• DATA LINES:
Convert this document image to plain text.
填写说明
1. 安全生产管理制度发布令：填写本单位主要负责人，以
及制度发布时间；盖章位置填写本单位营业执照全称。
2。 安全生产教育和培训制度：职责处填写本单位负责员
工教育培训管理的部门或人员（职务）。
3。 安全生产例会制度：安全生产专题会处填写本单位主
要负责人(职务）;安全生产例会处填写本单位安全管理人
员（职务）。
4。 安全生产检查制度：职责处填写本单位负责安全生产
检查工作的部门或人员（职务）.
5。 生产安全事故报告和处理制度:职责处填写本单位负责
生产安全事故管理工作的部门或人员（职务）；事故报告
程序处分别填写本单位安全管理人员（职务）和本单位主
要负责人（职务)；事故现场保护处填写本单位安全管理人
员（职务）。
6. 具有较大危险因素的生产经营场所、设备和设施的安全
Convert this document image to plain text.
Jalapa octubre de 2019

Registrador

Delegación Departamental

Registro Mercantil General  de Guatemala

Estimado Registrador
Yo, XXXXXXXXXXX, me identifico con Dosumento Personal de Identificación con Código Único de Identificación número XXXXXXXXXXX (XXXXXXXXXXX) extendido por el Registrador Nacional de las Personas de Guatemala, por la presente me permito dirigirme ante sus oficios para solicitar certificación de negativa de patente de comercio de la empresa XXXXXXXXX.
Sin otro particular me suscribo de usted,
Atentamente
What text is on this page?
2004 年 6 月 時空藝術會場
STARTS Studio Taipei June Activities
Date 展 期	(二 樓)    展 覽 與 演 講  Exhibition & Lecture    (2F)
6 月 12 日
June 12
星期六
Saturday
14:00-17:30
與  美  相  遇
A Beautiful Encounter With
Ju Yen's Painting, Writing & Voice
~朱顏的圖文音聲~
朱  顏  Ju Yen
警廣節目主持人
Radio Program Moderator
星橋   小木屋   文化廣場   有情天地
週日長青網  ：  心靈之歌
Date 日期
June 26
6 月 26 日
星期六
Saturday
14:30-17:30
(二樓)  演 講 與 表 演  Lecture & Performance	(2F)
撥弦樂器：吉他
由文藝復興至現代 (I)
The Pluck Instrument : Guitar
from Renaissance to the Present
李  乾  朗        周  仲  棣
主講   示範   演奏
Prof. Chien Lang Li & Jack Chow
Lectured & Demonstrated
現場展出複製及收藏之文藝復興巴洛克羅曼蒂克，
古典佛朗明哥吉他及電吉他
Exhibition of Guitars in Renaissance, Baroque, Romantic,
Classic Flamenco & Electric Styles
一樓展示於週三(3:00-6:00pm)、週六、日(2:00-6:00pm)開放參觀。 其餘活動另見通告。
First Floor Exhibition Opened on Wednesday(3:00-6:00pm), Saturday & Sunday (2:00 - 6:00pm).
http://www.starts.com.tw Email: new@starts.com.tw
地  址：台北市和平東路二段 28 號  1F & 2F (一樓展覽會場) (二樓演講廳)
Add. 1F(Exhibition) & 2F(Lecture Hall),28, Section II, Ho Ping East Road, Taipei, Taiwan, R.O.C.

• BRIEF:
Check the data for the word "June" and pull out the lines that have it.

• FULL OUTPUT:
STARTS Studio Taipei June Activities
June 12
June 26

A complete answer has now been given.